Update the material below by replacing "feature-label" with "feature-caption" everywhere it occurs, keeping every other part of each line the same. Leave the pictures out of your answer.

[Records from a collection]
════════
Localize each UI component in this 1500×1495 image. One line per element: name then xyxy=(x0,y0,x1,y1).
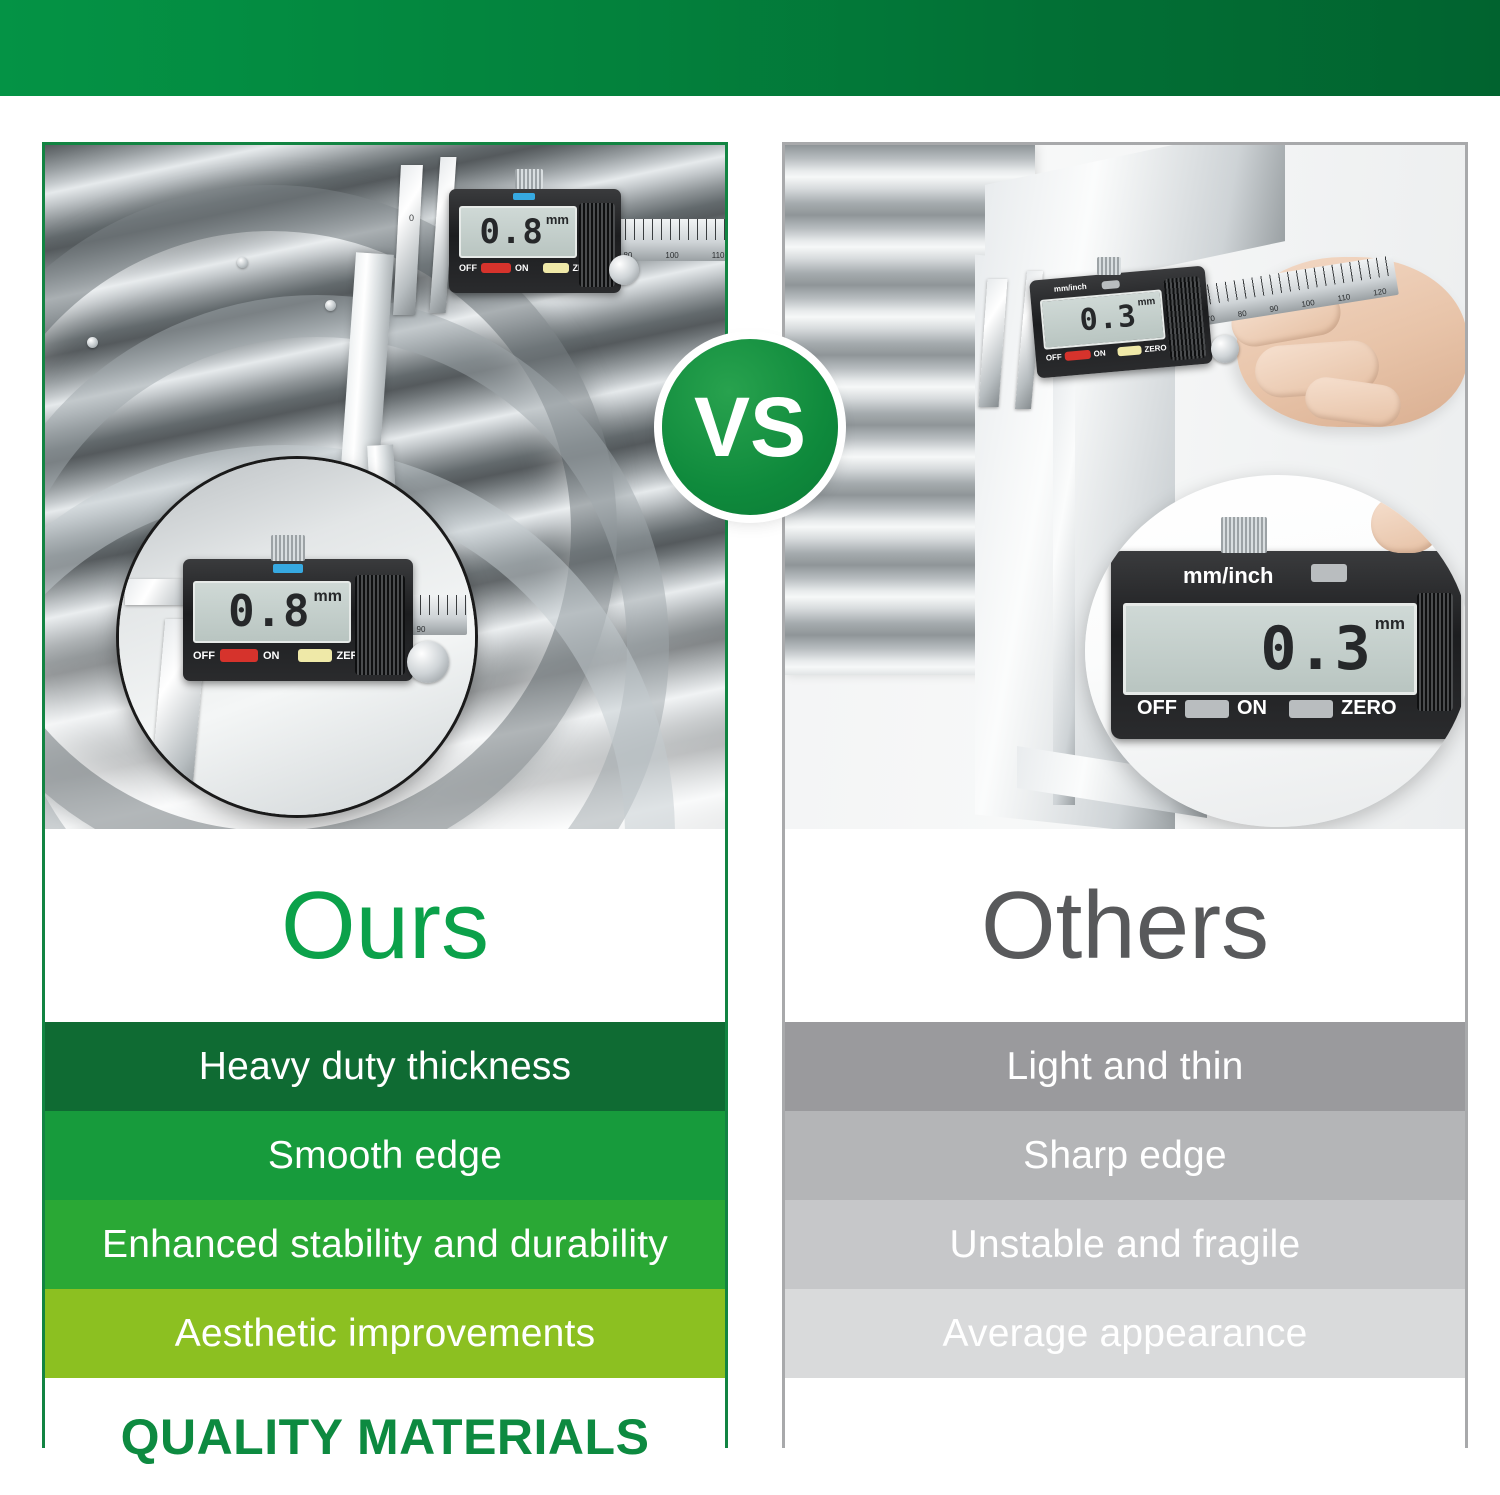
digital-caliper-ours: 80 100 110 0 0.8 mm OF xyxy=(397,161,717,321)
caliper-roller-knob xyxy=(1211,335,1239,363)
feature-label: Enhanced stability and durability xyxy=(102,1225,668,1264)
inset-caliper-grip xyxy=(1417,593,1453,711)
scale-number: 100 xyxy=(1301,298,1316,309)
inset-power-switch[interactable] xyxy=(220,649,258,662)
caliper-body: mm/inch 0.3 mm OFF ON ZERO xyxy=(1029,266,1213,379)
caliper-body: 0.8 mm OFF ON ZERO xyxy=(449,189,621,293)
inset-caliper-lock-screw xyxy=(271,535,305,561)
top-green-banner xyxy=(0,0,1500,96)
quality-materials-label: QUALITY MATERIALS xyxy=(121,1408,650,1466)
caliper-fixed-jaw xyxy=(393,165,423,315)
feature-label: Sharp edge xyxy=(1023,1136,1227,1175)
feature-label: Light and thin xyxy=(1007,1047,1244,1086)
rivet xyxy=(87,337,98,348)
comparison-column-ours: 80 100 110 0 0.8 mm OF xyxy=(42,142,728,1448)
page-title-others: Others xyxy=(981,878,1269,974)
feature-rows-ours: Heavy duty thickness Smooth edge Enhance… xyxy=(45,1022,725,1378)
inset-finger xyxy=(1371,495,1441,553)
inset-caliper-lcd: 0.8 mm xyxy=(193,581,351,643)
inset-zero-switch[interactable] xyxy=(1289,700,1333,718)
caliper-scale: 70 80 90 100 110 120 xyxy=(1189,255,1399,327)
rivet xyxy=(237,257,248,268)
feature-label: Heavy duty thickness xyxy=(199,1047,572,1086)
feature-row: Smooth edge xyxy=(45,1111,725,1200)
caliper-fixed-jaw xyxy=(979,279,1008,407)
inset-on-label: ON xyxy=(1237,697,1267,720)
caliper-zero-label: ZERO xyxy=(1144,343,1167,354)
column-title-band-ours: Ours xyxy=(45,829,725,1022)
scale-number: 110 xyxy=(1337,292,1351,303)
caliper-on-label: ON xyxy=(1093,348,1106,358)
caliper-mode-button xyxy=(513,193,535,200)
digital-caliper-others: 70 80 90 100 110 120 mm/inch 0.3 mm xyxy=(979,257,1399,407)
caliper-unit: mm xyxy=(1137,296,1156,309)
feature-row: Sharp edge xyxy=(785,1111,1465,1200)
caliper-lcd-screen: 0.3 mm xyxy=(1040,289,1166,349)
caliper-mode-label: mm/inch xyxy=(1053,282,1087,294)
caliper-thumb-grip xyxy=(1163,276,1206,361)
inset-off-label: OFF xyxy=(1137,697,1177,720)
vs-badge: VS xyxy=(662,339,838,515)
inset-off-label: OFF xyxy=(193,650,215,662)
scale-number: 90 xyxy=(1269,304,1279,314)
scale-number: 90 xyxy=(417,625,426,634)
caliper-tick-marks xyxy=(1189,255,1396,307)
feature-row: Unstable and fragile xyxy=(785,1200,1465,1289)
inset-caliper-mode-button xyxy=(273,564,303,573)
magnifier-inset-others: mm/inch 0.3 mm OFF ON ZERO xyxy=(1085,475,1465,827)
inset-caliper-reading: 0.3 xyxy=(1260,619,1371,679)
rivet xyxy=(325,300,336,311)
inset-caliper-roller-knob xyxy=(407,641,449,683)
caliper-roller-knob xyxy=(609,255,639,285)
inset-zero-switch[interactable] xyxy=(298,649,332,662)
caliper-off-label: OFF xyxy=(1045,352,1062,362)
inset-caliper-unit: mm xyxy=(314,588,342,606)
inset-caliper-lcd: 0.3 mm xyxy=(1123,603,1417,695)
caliper-off-label: OFF xyxy=(459,263,477,273)
comparison-stage: 80 100 110 0 0.8 mm OF xyxy=(0,96,1500,1454)
power-switch[interactable] xyxy=(481,263,511,273)
inset-caliper-lock-screw xyxy=(1221,517,1267,553)
page-title-ours: Ours xyxy=(281,878,489,974)
column-title-band-others: Others xyxy=(785,829,1465,1022)
caliper-tick-marks xyxy=(607,219,725,240)
feature-row: Average appearance xyxy=(785,1289,1465,1378)
scale-number: 120 xyxy=(1373,287,1388,298)
scale-number: 100 xyxy=(665,251,678,260)
feature-row: Light and thin xyxy=(785,1022,1465,1111)
feature-row: Heavy duty thickness xyxy=(45,1022,725,1111)
inset-caliper-reading: 0.8 xyxy=(228,590,310,634)
product-photo-ours: 80 100 110 0 0.8 mm OF xyxy=(45,145,725,829)
caliper-reading: 0.8 xyxy=(479,215,543,249)
product-photo-others: 70 80 90 100 110 120 mm/inch 0.3 mm xyxy=(785,145,1465,829)
inset-caliper-body: mm/inch 0.3 mm OFF ON ZERO xyxy=(1111,551,1461,739)
inset-zero-label: ZERO xyxy=(1341,697,1397,720)
feature-label: Average appearance xyxy=(943,1314,1308,1353)
footer-band-ours: QUALITY MATERIALS xyxy=(45,1378,725,1495)
vs-label: VS xyxy=(694,385,806,469)
caliper-mode-button[interactable] xyxy=(1101,280,1120,290)
scale-number: 110 xyxy=(712,251,725,260)
caliper-lock-screw xyxy=(1097,257,1121,275)
feature-label: Unstable and fragile xyxy=(950,1225,1301,1264)
zero-switch[interactable] xyxy=(543,263,569,273)
caliper-lcd-screen: 0.8 mm xyxy=(459,206,577,258)
feature-row: Aesthetic improvements xyxy=(45,1289,725,1378)
comparison-column-others: 70 80 90 100 110 120 mm/inch 0.3 mm xyxy=(782,142,1468,1448)
inset-caliper-button-row: OFF ON ZERO xyxy=(1137,697,1437,720)
feature-rows-others: Light and thin Sharp edge Unstable and f… xyxy=(785,1022,1465,1378)
caliper-unit: mm xyxy=(546,212,569,227)
feature-row: Enhanced stability and durability xyxy=(45,1200,725,1289)
inset-caliper-body: 0.8 mm OFF ON ZERO xyxy=(183,559,413,681)
inset-caliper-grip xyxy=(355,575,405,675)
caliper-on-label: ON xyxy=(515,263,529,273)
footer-band-others xyxy=(785,1378,1465,1495)
caliper-lock-screw xyxy=(515,169,543,189)
magnifier-inset-ours: 90 0.8 mm OFF ON ZERO xyxy=(119,459,475,815)
scale-number: 80 xyxy=(1237,309,1247,319)
zero-switch[interactable] xyxy=(1117,345,1142,356)
caliper-zero-mark: 0 xyxy=(409,213,414,223)
inset-on-label: ON xyxy=(263,650,280,662)
inset-caliper-mode-button[interactable] xyxy=(1311,564,1347,582)
feature-label: Aesthetic improvements xyxy=(175,1314,596,1353)
feature-label: Smooth edge xyxy=(268,1136,502,1175)
inset-caliper-mode-label: mm/inch xyxy=(1183,563,1273,589)
sheet-metal-edge xyxy=(1053,375,1075,805)
power-switch[interactable] xyxy=(1064,350,1091,361)
caliper-reading: 0.3 xyxy=(1079,302,1139,337)
inset-power-switch[interactable] xyxy=(1185,700,1229,718)
inset-caliper-unit: mm xyxy=(1375,614,1405,634)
════════
◆ **Solution**:
Localize each UI component in this 1500×1495 image. One line per element: name then xyxy=(x0,y0,x1,y1).
digital-caliper-ours: 80 100 110 0 0.8 mm OF xyxy=(397,161,717,321)
caliper-roller-knob xyxy=(1211,335,1239,363)
feature-caption: Enhanced stability and durability xyxy=(102,1225,668,1264)
inset-caliper-grip xyxy=(1417,593,1453,711)
scale-number: 100 xyxy=(1301,298,1316,309)
inset-power-switch[interactable] xyxy=(220,649,258,662)
caliper-body: mm/inch 0.3 mm OFF ON ZERO xyxy=(1029,266,1213,379)
caliper-body: 0.8 mm OFF ON ZERO xyxy=(449,189,621,293)
inset-caliper-lock-screw xyxy=(271,535,305,561)
top-green-banner xyxy=(0,0,1500,96)
quality-materials-label: QUALITY MATERIALS xyxy=(121,1408,650,1466)
caliper-fixed-jaw xyxy=(393,165,423,315)
feature-caption: Sharp edge xyxy=(1023,1136,1227,1175)
feature-caption: Light and thin xyxy=(1007,1047,1244,1086)
rivet xyxy=(87,337,98,348)
comparison-column-ours: 80 100 110 0 0.8 mm OF xyxy=(42,142,728,1448)
page-title-others: Others xyxy=(981,878,1269,974)
feature-rows-ours: Heavy duty thickness Smooth edge Enhance… xyxy=(45,1022,725,1378)
inset-finger xyxy=(1371,495,1441,553)
inset-caliper-lcd: 0.8 mm xyxy=(193,581,351,643)
inset-zero-switch[interactable] xyxy=(1289,700,1333,718)
caliper-scale: 70 80 90 100 110 120 xyxy=(1189,255,1399,327)
rivet xyxy=(237,257,248,268)
feature-caption: Heavy duty thickness xyxy=(199,1047,572,1086)
feature-row: Smooth edge xyxy=(45,1111,725,1200)
caliper-fixed-jaw xyxy=(979,279,1008,407)
inset-on-label: ON xyxy=(1237,697,1267,720)
caliper-zero-label: ZERO xyxy=(1144,343,1167,354)
column-title-band-ours: Ours xyxy=(45,829,725,1022)
scale-number: 110 xyxy=(1337,292,1351,303)
caliper-on-label: ON xyxy=(1093,348,1106,358)
caliper-mode-button xyxy=(513,193,535,200)
digital-caliper-others: 70 80 90 100 110 120 mm/inch 0.3 mm xyxy=(979,257,1399,407)
caliper-unit: mm xyxy=(1137,296,1156,309)
feature-row: Sharp edge xyxy=(785,1111,1465,1200)
caliper-lcd-screen: 0.3 mm xyxy=(1040,289,1166,349)
caliper-mode-label: mm/inch xyxy=(1053,282,1087,294)
caliper-thumb-grip xyxy=(1163,276,1206,361)
inset-off-label: OFF xyxy=(1137,697,1177,720)
vs-badge: VS xyxy=(662,339,838,515)
inset-off-label: OFF xyxy=(193,650,215,662)
scale-number: 90 xyxy=(1269,304,1279,314)
scale-number: 90 xyxy=(417,625,426,634)
caliper-tick-marks xyxy=(1189,255,1396,307)
feature-row: Unstable and fragile xyxy=(785,1200,1465,1289)
inset-caliper-mode-button xyxy=(273,564,303,573)
magnifier-inset-others: mm/inch 0.3 mm OFF ON ZERO xyxy=(1085,475,1465,827)
inset-caliper-reading: 0.3 xyxy=(1260,619,1371,679)
rivet xyxy=(325,300,336,311)
inset-caliper-roller-knob xyxy=(407,641,449,683)
caliper-roller-knob xyxy=(609,255,639,285)
inset-zero-switch[interactable] xyxy=(298,649,332,662)
caliper-off-label: OFF xyxy=(1045,352,1062,362)
inset-caliper-unit: mm xyxy=(314,588,342,606)
inset-caliper-lcd: 0.3 mm xyxy=(1123,603,1417,695)
caliper-off-label: OFF xyxy=(459,263,477,273)
comparison-stage: 80 100 110 0 0.8 mm OF xyxy=(0,96,1500,1454)
power-switch[interactable] xyxy=(481,263,511,273)
inset-caliper-lock-screw xyxy=(1221,517,1267,553)
page-title-ours: Ours xyxy=(281,878,489,974)
column-title-band-others: Others xyxy=(785,829,1465,1022)
caliper-tick-marks xyxy=(607,219,725,240)
feature-row: Average appearance xyxy=(785,1289,1465,1378)
scale-number: 120 xyxy=(1373,287,1388,298)
scale-number: 100 xyxy=(665,251,678,260)
feature-row: Light and thin xyxy=(785,1022,1465,1111)
feature-row: Heavy duty thickness xyxy=(45,1022,725,1111)
inset-caliper-reading: 0.8 xyxy=(228,590,310,634)
product-photo-ours: 80 100 110 0 0.8 mm OF xyxy=(45,145,725,829)
caliper-reading: 0.8 xyxy=(479,215,543,249)
product-photo-others: 70 80 90 100 110 120 mm/inch 0.3 mm xyxy=(785,145,1465,829)
inset-caliper-body: mm/inch 0.3 mm OFF ON ZERO xyxy=(1111,551,1461,739)
inset-zero-label: ZERO xyxy=(1341,697,1397,720)
feature-caption: Average appearance xyxy=(943,1314,1308,1353)
footer-band-ours: QUALITY MATERIALS xyxy=(45,1378,725,1495)
vs-label: VS xyxy=(694,385,806,469)
caliper-mode-button[interactable] xyxy=(1101,280,1120,290)
scale-number: 110 xyxy=(712,251,725,260)
caliper-lock-screw xyxy=(1097,257,1121,275)
feature-caption: Unstable and fragile xyxy=(950,1225,1301,1264)
zero-switch[interactable] xyxy=(543,263,569,273)
caliper-lcd-screen: 0.8 mm xyxy=(459,206,577,258)
feature-row: Aesthetic improvements xyxy=(45,1289,725,1378)
comparison-column-others: 70 80 90 100 110 120 mm/inch 0.3 mm xyxy=(782,142,1468,1448)
inset-caliper-button-row: OFF ON ZERO xyxy=(1137,697,1437,720)
feature-rows-others: Light and thin Sharp edge Unstable and f… xyxy=(785,1022,1465,1378)
caliper-unit: mm xyxy=(546,212,569,227)
feature-row: Enhanced stability and durability xyxy=(45,1200,725,1289)
inset-caliper-body: 0.8 mm OFF ON ZERO xyxy=(183,559,413,681)
inset-caliper-grip xyxy=(355,575,405,675)
caliper-on-label: ON xyxy=(515,263,529,273)
footer-band-others xyxy=(785,1378,1465,1495)
caliper-lock-screw xyxy=(515,169,543,189)
magnifier-inset-ours: 90 0.8 mm OFF ON ZERO xyxy=(119,459,475,815)
scale-number: 80 xyxy=(1237,309,1247,319)
zero-switch[interactable] xyxy=(1117,345,1142,356)
caliper-zero-mark: 0 xyxy=(409,213,414,223)
inset-on-label: ON xyxy=(263,650,280,662)
inset-caliper-mode-button[interactable] xyxy=(1311,564,1347,582)
feature-caption: Aesthetic improvements xyxy=(175,1314,596,1353)
feature-caption: Smooth edge xyxy=(268,1136,502,1175)
inset-caliper-mode-label: mm/inch xyxy=(1183,563,1273,589)
sheet-metal-edge xyxy=(1053,375,1075,805)
power-switch[interactable] xyxy=(1064,350,1091,361)
caliper-reading: 0.3 xyxy=(1079,302,1139,337)
inset-power-switch[interactable] xyxy=(1185,700,1229,718)
inset-caliper-unit: mm xyxy=(1375,614,1405,634)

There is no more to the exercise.